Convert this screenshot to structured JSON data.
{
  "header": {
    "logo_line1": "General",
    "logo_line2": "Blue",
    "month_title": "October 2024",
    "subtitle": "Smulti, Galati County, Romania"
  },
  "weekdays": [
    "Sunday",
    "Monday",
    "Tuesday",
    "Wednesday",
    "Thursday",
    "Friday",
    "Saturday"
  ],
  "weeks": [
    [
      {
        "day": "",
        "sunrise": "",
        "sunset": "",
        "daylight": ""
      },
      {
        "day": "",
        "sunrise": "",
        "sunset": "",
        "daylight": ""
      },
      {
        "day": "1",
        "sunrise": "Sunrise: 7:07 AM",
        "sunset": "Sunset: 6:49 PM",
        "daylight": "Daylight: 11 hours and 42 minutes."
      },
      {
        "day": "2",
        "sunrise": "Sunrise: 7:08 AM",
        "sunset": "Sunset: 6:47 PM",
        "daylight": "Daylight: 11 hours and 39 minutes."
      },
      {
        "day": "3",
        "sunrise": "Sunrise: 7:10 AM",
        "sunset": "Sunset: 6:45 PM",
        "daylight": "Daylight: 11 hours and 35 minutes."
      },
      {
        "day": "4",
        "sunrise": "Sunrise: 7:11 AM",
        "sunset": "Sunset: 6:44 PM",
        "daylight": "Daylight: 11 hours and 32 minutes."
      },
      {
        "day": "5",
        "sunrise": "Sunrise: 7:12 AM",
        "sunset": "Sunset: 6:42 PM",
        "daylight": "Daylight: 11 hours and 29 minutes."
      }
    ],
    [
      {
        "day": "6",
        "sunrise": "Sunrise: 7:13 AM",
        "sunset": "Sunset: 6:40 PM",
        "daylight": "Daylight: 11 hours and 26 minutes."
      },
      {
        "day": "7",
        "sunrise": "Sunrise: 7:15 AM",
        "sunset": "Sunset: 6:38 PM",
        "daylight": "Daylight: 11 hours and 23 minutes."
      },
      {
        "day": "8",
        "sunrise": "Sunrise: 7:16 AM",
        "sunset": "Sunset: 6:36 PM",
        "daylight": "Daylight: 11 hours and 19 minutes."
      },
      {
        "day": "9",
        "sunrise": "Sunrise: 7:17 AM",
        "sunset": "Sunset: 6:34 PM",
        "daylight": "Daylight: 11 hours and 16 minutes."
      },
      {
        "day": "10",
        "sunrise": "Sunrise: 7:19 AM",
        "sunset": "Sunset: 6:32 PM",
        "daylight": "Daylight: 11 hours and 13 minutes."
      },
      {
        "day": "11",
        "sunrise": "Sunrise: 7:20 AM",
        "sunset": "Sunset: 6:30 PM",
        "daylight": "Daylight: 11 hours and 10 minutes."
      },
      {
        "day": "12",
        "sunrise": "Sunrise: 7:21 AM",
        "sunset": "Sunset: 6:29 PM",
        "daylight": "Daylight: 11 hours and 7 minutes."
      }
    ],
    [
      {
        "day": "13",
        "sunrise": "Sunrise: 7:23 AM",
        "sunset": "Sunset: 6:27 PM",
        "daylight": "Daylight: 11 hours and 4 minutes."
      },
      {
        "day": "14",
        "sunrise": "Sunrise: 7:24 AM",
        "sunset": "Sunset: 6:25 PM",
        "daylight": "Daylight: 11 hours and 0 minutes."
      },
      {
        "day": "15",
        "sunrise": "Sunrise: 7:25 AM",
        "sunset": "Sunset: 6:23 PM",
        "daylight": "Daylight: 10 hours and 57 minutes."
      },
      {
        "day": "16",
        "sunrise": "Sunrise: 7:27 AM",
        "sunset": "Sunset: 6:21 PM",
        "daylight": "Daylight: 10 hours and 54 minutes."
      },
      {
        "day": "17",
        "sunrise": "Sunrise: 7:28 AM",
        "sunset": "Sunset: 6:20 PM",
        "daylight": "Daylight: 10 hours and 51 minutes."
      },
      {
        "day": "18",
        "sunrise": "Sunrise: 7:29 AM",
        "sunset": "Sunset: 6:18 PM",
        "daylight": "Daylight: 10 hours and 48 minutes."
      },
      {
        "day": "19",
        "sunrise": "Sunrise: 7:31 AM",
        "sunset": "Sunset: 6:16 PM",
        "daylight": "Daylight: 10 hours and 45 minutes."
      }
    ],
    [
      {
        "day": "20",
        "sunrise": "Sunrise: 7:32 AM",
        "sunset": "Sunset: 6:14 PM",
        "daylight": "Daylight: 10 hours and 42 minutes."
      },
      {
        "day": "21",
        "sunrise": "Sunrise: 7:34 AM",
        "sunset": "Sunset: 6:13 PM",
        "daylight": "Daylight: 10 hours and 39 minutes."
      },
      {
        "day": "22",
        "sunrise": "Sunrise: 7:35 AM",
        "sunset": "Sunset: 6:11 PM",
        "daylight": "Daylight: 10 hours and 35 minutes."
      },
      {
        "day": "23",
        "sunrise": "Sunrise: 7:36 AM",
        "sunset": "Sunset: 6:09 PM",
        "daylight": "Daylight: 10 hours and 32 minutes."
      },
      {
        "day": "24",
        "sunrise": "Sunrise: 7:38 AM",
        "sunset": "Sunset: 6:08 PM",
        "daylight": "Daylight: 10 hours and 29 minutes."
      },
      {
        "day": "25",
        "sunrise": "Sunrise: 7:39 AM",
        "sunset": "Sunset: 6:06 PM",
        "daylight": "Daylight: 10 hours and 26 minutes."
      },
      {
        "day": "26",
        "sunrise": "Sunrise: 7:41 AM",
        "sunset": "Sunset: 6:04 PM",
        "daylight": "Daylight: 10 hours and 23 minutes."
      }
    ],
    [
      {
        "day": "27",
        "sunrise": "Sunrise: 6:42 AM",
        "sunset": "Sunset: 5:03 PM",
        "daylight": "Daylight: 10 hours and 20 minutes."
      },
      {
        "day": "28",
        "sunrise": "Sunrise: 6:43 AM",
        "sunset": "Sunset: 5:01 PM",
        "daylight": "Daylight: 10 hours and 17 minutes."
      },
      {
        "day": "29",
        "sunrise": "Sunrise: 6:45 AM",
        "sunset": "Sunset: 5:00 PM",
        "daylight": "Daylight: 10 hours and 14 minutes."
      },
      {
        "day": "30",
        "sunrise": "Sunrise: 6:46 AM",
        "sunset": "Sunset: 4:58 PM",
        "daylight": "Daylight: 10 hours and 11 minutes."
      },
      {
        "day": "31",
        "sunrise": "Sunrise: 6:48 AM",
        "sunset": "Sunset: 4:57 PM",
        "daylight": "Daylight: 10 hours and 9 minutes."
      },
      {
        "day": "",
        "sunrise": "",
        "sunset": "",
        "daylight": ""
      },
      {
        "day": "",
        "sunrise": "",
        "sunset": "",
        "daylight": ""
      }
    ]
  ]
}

(Problem statement):
Go back to the listing above and please repeat it exactly.

(Expected answer):
Convert this screenshot to structured JSON data.
{
  "header": {
    "logo_line1": "General",
    "logo_line2": "Blue",
    "month_title": "October 2024",
    "subtitle": "Smulti, Galati County, Romania"
  },
  "weekdays": [
    "Sunday",
    "Monday",
    "Tuesday",
    "Wednesday",
    "Thursday",
    "Friday",
    "Saturday"
  ],
  "weeks": [
    [
      {
        "day": "",
        "sunrise": "",
        "sunset": "",
        "daylight": ""
      },
      {
        "day": "",
        "sunrise": "",
        "sunset": "",
        "daylight": ""
      },
      {
        "day": "1",
        "sunrise": "Sunrise: 7:07 AM",
        "sunset": "Sunset: 6:49 PM",
        "daylight": "Daylight: 11 hours and 42 minutes."
      },
      {
        "day": "2",
        "sunrise": "Sunrise: 7:08 AM",
        "sunset": "Sunset: 6:47 PM",
        "daylight": "Daylight: 11 hours and 39 minutes."
      },
      {
        "day": "3",
        "sunrise": "Sunrise: 7:10 AM",
        "sunset": "Sunset: 6:45 PM",
        "daylight": "Daylight: 11 hours and 35 minutes."
      },
      {
        "day": "4",
        "sunrise": "Sunrise: 7:11 AM",
        "sunset": "Sunset: 6:44 PM",
        "daylight": "Daylight: 11 hours and 32 minutes."
      },
      {
        "day": "5",
        "sunrise": "Sunrise: 7:12 AM",
        "sunset": "Sunset: 6:42 PM",
        "daylight": "Daylight: 11 hours and 29 minutes."
      }
    ],
    [
      {
        "day": "6",
        "sunrise": "Sunrise: 7:13 AM",
        "sunset": "Sunset: 6:40 PM",
        "daylight": "Daylight: 11 hours and 26 minutes."
      },
      {
        "day": "7",
        "sunrise": "Sunrise: 7:15 AM",
        "sunset": "Sunset: 6:38 PM",
        "daylight": "Daylight: 11 hours and 23 minutes."
      },
      {
        "day": "8",
        "sunrise": "Sunrise: 7:16 AM",
        "sunset": "Sunset: 6:36 PM",
        "daylight": "Daylight: 11 hours and 19 minutes."
      },
      {
        "day": "9",
        "sunrise": "Sunrise: 7:17 AM",
        "sunset": "Sunset: 6:34 PM",
        "daylight": "Daylight: 11 hours and 16 minutes."
      },
      {
        "day": "10",
        "sunrise": "Sunrise: 7:19 AM",
        "sunset": "Sunset: 6:32 PM",
        "daylight": "Daylight: 11 hours and 13 minutes."
      },
      {
        "day": "11",
        "sunrise": "Sunrise: 7:20 AM",
        "sunset": "Sunset: 6:30 PM",
        "daylight": "Daylight: 11 hours and 10 minutes."
      },
      {
        "day": "12",
        "sunrise": "Sunrise: 7:21 AM",
        "sunset": "Sunset: 6:29 PM",
        "daylight": "Daylight: 11 hours and 7 minutes."
      }
    ],
    [
      {
        "day": "13",
        "sunrise": "Sunrise: 7:23 AM",
        "sunset": "Sunset: 6:27 PM",
        "daylight": "Daylight: 11 hours and 4 minutes."
      },
      {
        "day": "14",
        "sunrise": "Sunrise: 7:24 AM",
        "sunset": "Sunset: 6:25 PM",
        "daylight": "Daylight: 11 hours and 0 minutes."
      },
      {
        "day": "15",
        "sunrise": "Sunrise: 7:25 AM",
        "sunset": "Sunset: 6:23 PM",
        "daylight": "Daylight: 10 hours and 57 minutes."
      },
      {
        "day": "16",
        "sunrise": "Sunrise: 7:27 AM",
        "sunset": "Sunset: 6:21 PM",
        "daylight": "Daylight: 10 hours and 54 minutes."
      },
      {
        "day": "17",
        "sunrise": "Sunrise: 7:28 AM",
        "sunset": "Sunset: 6:20 PM",
        "daylight": "Daylight: 10 hours and 51 minutes."
      },
      {
        "day": "18",
        "sunrise": "Sunrise: 7:29 AM",
        "sunset": "Sunset: 6:18 PM",
        "daylight": "Daylight: 10 hours and 48 minutes."
      },
      {
        "day": "19",
        "sunrise": "Sunrise: 7:31 AM",
        "sunset": "Sunset: 6:16 PM",
        "daylight": "Daylight: 10 hours and 45 minutes."
      }
    ],
    [
      {
        "day": "20",
        "sunrise": "Sunrise: 7:32 AM",
        "sunset": "Sunset: 6:14 PM",
        "daylight": "Daylight: 10 hours and 42 minutes."
      },
      {
        "day": "21",
        "sunrise": "Sunrise: 7:34 AM",
        "sunset": "Sunset: 6:13 PM",
        "daylight": "Daylight: 10 hours and 39 minutes."
      },
      {
        "day": "22",
        "sunrise": "Sunrise: 7:35 AM",
        "sunset": "Sunset: 6:11 PM",
        "daylight": "Daylight: 10 hours and 35 minutes."
      },
      {
        "day": "23",
        "sunrise": "Sunrise: 7:36 AM",
        "sunset": "Sunset: 6:09 PM",
        "daylight": "Daylight: 10 hours and 32 minutes."
      },
      {
        "day": "24",
        "sunrise": "Sunrise: 7:38 AM",
        "sunset": "Sunset: 6:08 PM",
        "daylight": "Daylight: 10 hours and 29 minutes."
      },
      {
        "day": "25",
        "sunrise": "Sunrise: 7:39 AM",
        "sunset": "Sunset: 6:06 PM",
        "daylight": "Daylight: 10 hours and 26 minutes."
      },
      {
        "day": "26",
        "sunrise": "Sunrise: 7:41 AM",
        "sunset": "Sunset: 6:04 PM",
        "daylight": "Daylight: 10 hours and 23 minutes."
      }
    ],
    [
      {
        "day": "27",
        "sunrise": "Sunrise: 6:42 AM",
        "sunset": "Sunset: 5:03 PM",
        "daylight": "Daylight: 10 hours and 20 minutes."
      },
      {
        "day": "28",
        "sunrise": "Sunrise: 6:43 AM",
        "sunset": "Sunset: 5:01 PM",
        "daylight": "Daylight: 10 hours and 17 minutes."
      },
      {
        "day": "29",
        "sunrise": "Sunrise: 6:45 AM",
        "sunset": "Sunset: 5:00 PM",
        "daylight": "Daylight: 10 hours and 14 minutes."
      },
      {
        "day": "30",
        "sunrise": "Sunrise: 6:46 AM",
        "sunset": "Sunset: 4:58 PM",
        "daylight": "Daylight: 10 hours and 11 minutes."
      },
      {
        "day": "31",
        "sunrise": "Sunrise: 6:48 AM",
        "sunset": "Sunset: 4:57 PM",
        "daylight": "Daylight: 10 hours and 9 minutes."
      },
      {
        "day": "",
        "sunrise": "",
        "sunset": "",
        "daylight": ""
      },
      {
        "day": "",
        "sunrise": "",
        "sunset": "",
        "daylight": ""
      }
    ]
  ]
}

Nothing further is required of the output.